Rewrite everything from the start of the listing down to the line containing "Segment this screenshot: for", swapping "legend-label" for "legend-entry" and leaving every other character untouched.

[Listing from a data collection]
# # #

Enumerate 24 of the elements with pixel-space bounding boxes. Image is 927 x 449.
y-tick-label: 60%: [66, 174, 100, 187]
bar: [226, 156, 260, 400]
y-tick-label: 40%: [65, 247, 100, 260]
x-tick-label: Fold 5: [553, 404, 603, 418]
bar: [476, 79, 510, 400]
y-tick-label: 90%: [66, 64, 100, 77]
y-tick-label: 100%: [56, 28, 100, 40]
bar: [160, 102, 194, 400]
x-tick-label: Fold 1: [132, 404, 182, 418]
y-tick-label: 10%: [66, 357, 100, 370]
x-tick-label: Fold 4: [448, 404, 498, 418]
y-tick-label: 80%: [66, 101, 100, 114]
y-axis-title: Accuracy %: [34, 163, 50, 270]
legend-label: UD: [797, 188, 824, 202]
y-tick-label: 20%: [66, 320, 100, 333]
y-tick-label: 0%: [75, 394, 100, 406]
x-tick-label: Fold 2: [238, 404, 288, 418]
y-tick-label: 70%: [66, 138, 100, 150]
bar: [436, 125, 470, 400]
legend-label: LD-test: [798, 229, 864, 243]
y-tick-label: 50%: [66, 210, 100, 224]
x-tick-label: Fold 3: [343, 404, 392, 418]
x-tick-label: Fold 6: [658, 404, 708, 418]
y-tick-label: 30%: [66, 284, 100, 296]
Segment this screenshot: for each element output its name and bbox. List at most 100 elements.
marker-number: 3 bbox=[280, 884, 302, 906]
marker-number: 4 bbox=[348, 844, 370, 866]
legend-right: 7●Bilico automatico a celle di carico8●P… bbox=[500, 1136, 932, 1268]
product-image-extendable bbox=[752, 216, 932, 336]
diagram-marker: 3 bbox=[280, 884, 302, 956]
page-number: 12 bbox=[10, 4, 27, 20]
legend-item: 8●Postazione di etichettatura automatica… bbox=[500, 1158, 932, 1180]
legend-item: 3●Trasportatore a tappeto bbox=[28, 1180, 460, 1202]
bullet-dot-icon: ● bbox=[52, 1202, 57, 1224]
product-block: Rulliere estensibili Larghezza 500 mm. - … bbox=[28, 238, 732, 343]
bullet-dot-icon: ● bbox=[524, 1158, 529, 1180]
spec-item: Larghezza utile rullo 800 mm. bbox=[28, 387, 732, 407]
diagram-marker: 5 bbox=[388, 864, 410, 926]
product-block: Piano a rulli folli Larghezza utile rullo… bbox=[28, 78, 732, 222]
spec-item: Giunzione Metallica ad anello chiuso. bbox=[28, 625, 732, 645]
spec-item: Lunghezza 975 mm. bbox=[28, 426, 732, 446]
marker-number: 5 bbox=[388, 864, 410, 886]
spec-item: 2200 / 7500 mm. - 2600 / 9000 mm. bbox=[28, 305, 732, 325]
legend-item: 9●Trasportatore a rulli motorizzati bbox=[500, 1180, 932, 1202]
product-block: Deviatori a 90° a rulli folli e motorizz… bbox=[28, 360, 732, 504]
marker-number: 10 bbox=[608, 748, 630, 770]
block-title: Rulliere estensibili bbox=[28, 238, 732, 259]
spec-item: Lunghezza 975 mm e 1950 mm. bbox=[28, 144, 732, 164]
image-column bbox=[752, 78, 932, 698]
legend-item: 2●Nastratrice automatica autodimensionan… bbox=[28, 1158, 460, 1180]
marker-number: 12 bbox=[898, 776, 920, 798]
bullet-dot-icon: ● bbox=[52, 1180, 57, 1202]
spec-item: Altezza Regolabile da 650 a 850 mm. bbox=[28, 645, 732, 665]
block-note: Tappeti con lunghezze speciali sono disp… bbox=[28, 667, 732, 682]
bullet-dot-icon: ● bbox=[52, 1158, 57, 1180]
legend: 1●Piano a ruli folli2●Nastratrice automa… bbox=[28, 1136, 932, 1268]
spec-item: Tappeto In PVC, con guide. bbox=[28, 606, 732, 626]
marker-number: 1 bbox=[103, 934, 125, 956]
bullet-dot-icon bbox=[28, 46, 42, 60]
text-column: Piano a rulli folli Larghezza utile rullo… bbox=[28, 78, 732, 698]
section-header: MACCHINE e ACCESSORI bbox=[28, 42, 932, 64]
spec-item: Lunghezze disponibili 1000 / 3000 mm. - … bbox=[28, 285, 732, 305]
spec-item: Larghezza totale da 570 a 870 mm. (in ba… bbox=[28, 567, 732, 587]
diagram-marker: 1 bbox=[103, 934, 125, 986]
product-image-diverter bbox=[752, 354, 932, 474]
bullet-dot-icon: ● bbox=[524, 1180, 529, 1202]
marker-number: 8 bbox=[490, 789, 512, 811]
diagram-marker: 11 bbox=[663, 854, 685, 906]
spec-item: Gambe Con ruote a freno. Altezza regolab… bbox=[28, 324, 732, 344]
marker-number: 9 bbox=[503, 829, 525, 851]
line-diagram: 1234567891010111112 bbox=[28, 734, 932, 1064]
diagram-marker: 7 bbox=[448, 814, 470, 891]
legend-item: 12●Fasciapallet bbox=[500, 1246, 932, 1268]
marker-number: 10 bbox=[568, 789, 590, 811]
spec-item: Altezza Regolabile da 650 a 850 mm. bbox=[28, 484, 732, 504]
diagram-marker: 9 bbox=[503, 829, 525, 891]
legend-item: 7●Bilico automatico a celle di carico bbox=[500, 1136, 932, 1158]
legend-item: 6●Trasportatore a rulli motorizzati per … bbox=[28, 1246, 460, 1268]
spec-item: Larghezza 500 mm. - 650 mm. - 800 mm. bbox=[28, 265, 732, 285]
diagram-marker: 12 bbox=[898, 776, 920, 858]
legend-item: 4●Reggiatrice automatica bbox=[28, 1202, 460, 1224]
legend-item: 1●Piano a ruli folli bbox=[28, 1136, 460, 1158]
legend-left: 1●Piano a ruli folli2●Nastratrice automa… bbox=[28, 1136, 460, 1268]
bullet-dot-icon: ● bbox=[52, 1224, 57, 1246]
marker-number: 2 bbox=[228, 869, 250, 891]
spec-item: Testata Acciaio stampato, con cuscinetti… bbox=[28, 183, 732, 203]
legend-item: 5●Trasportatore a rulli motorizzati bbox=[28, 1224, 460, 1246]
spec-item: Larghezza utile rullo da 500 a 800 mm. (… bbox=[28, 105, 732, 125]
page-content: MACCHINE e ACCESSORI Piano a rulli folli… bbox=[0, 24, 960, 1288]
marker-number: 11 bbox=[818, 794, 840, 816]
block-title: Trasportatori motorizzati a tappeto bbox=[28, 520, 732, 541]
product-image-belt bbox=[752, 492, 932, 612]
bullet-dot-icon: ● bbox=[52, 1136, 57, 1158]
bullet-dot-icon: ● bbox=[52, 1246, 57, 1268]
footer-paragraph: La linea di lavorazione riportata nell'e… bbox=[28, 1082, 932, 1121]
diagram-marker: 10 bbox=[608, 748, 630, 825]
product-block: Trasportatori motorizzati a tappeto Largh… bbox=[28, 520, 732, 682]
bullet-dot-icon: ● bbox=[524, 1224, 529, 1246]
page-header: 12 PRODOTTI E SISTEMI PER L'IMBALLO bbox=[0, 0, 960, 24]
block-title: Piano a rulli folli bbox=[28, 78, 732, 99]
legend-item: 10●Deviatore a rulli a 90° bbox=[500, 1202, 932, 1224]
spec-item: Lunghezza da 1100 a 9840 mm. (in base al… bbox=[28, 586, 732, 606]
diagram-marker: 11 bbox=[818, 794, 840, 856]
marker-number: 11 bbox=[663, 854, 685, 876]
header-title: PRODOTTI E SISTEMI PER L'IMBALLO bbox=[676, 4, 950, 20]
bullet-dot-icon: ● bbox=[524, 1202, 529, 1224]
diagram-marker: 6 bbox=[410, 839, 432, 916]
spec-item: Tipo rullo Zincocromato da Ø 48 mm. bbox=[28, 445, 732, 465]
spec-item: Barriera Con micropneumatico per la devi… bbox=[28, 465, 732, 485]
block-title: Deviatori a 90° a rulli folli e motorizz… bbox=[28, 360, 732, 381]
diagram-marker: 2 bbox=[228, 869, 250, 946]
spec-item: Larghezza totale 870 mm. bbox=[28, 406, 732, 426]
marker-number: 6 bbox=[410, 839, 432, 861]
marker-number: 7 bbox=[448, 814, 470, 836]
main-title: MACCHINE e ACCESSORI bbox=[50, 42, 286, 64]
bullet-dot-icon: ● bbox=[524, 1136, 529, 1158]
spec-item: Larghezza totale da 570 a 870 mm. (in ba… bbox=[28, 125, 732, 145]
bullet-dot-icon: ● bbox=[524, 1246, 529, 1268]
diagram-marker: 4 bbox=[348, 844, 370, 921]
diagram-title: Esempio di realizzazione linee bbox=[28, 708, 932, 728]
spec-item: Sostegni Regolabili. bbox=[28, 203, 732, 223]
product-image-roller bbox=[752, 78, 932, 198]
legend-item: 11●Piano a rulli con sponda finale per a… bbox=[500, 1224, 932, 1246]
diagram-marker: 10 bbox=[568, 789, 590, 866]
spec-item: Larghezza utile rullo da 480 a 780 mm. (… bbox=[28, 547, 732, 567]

# # #

(Result for this exercise)
Enumerate 24 of the elements with pixel-space bounding boxes. Image is 927 x 449.
y-tick-label: 60%: [66, 174, 100, 187]
bar: [226, 156, 260, 400]
y-tick-label: 40%: [65, 247, 100, 260]
x-tick-label: Fold 5: [553, 404, 603, 418]
bar: [476, 79, 510, 400]
y-tick-label: 90%: [66, 64, 100, 77]
y-tick-label: 100%: [56, 28, 100, 40]
bar: [160, 102, 194, 400]
x-tick-label: Fold 1: [132, 404, 182, 418]
y-tick-label: 10%: [66, 357, 100, 370]
x-tick-label: Fold 4: [448, 404, 498, 418]
y-tick-label: 80%: [66, 101, 100, 114]
y-axis-title: Accuracy %: [34, 163, 50, 270]
legend-entry: UD: [797, 188, 824, 202]
y-tick-label: 20%: [66, 320, 100, 333]
y-tick-label: 0%: [75, 394, 100, 406]
x-tick-label: Fold 2: [238, 404, 288, 418]
y-tick-label: 70%: [66, 138, 100, 150]
bar: [436, 125, 470, 400]
legend-entry: LD-test: [798, 229, 864, 243]
y-tick-label: 50%: [66, 210, 100, 224]
x-tick-label: Fold 3: [343, 404, 392, 418]
x-tick-label: Fold 6: [658, 404, 708, 418]
y-tick-label: 30%: [66, 284, 100, 296]
Segment this screenshot: for each element output its name and bbox. List at most 100 elements.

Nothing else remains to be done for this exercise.